— start Material shown —

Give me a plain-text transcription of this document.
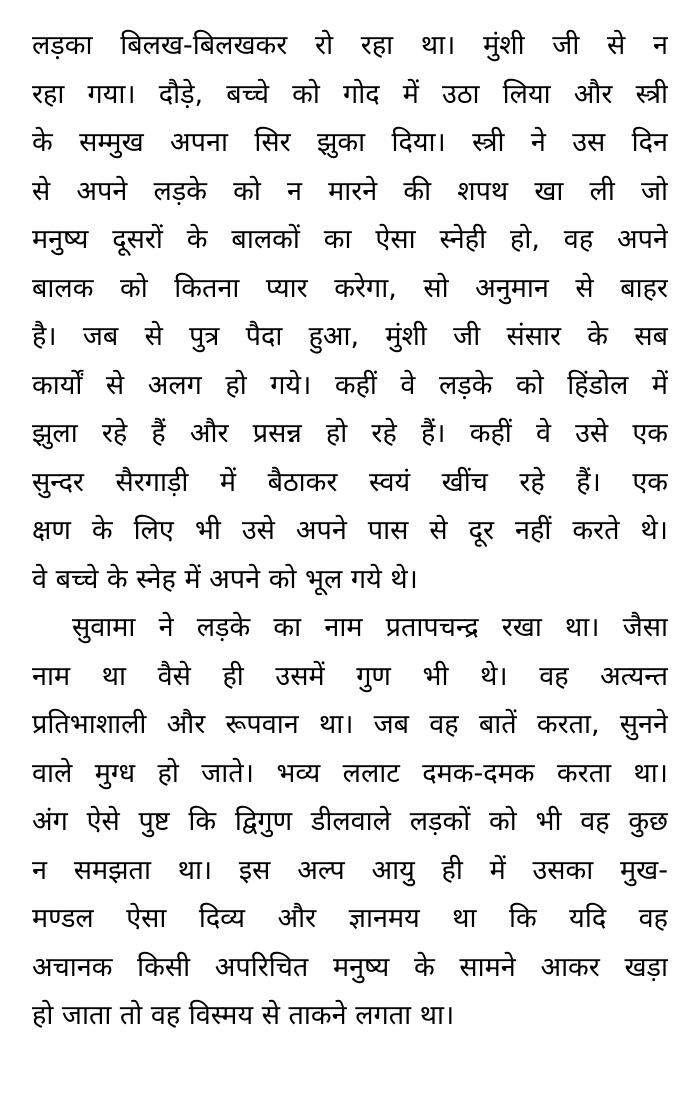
लड़का बिलख-बिलखकर रो रहा था। मुंशी जी से न
रहा गया। दौड़े, बच्चे को गोद में उठा लिया और स्त्री
के सम्मुख अपना सिर झुका दिया। स्त्री ने उस दिन
से अपने लड़के को न मारने की शपथ खा ली जो
मनुष्य दूसरों के बालकों का ऐसा स्नेही हो, वह अपने
बालक को कितना प्यार करेगा, सो अनुमान से बाहर
है। जब से पुत्र पैदा हुआ, मुंशी जी संसार के सब
कार्यों से अलग हो गये। कहीं वे लड़के को हिंडोल में
झुला रहे हैं और प्रसन्न हो रहे हैं। कहीं वे उसे एक
सुन्दर सैरगाड़ी में बैठाकर स्वयं खींच रहे हैं। एक
क्षण के लिए भी उसे अपने पास से दूर नहीं करते थे।
वे बच्चे के स्नेह में अपने को भूल गये थे।
सुवामा ने लड़के का नाम प्रतापचन्द्र रखा था। जैसा
नाम था वैसे ही उसमें गुण भी थे। वह अत्यन्त
प्रतिभाशाली और रूपवान था। जब वह बातें करता, सुनने
वाले मुग्ध हो जाते। भव्य ललाट दमक-दमक करता था।
अंग ऐसे पुष्ट कि द्विगुण डीलवाले लड़कों को भी वह कुछ
न समझता था। इस अल्प आयु ही में उसका मुख-
मण्डल ऐसा दिव्य और ज्ञानमय था कि यदि वह
अचानक किसी अपरिचित मनुष्य के सामने आकर खड़ा
हो जाता तो वह विस्मय से ताकने लगता था।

— end Material shown —

§ Task brief
Exclude the images and reproduce the remaining data exactly.

§ The answer
Give me a plain-text transcription of this document.
लड़का बिलख-बिलखकर रो रहा था। मुंशी जी से न
रहा गया। दौड़े, बच्चे को गोद में उठा लिया और स्त्री
के सम्मुख अपना सिर झुका दिया। स्त्री ने उस दिन
से अपने लड़के को न मारने की शपथ खा ली जो
मनुष्य दूसरों के बालकों का ऐसा स्नेही हो, वह अपने
बालक को कितना प्यार करेगा, सो अनुमान से बाहर
है। जब से पुत्र पैदा हुआ, मुंशी जी संसार के सब
कार्यों से अलग हो गये। कहीं वे लड़के को हिंडोल में
झुला रहे हैं और प्रसन्न हो रहे हैं। कहीं वे उसे एक
सुन्दर सैरगाड़ी में बैठाकर स्वयं खींच रहे हैं। एक
क्षण के लिए भी उसे अपने पास से दूर नहीं करते थे।
वे बच्चे के स्नेह में अपने को भूल गये थे।
सुवामा ने लड़के का नाम प्रतापचन्द्र रखा था। जैसा
नाम था वैसे ही उसमें गुण भी थे। वह अत्यन्त
प्रतिभाशाली और रूपवान था। जब वह बातें करता, सुनने
वाले मुग्ध हो जाते। भव्य ललाट दमक-दमक करता था।
अंग ऐसे पुष्ट कि द्विगुण डीलवाले लड़कों को भी वह कुछ
न समझता था। इस अल्प आयु ही में उसका मुख-
मण्डल ऐसा दिव्य और ज्ञानमय था कि यदि वह
अचानक किसी अपरिचित मनुष्य के सामने आकर खड़ा
हो जाता तो वह विस्मय से ताकने लगता था।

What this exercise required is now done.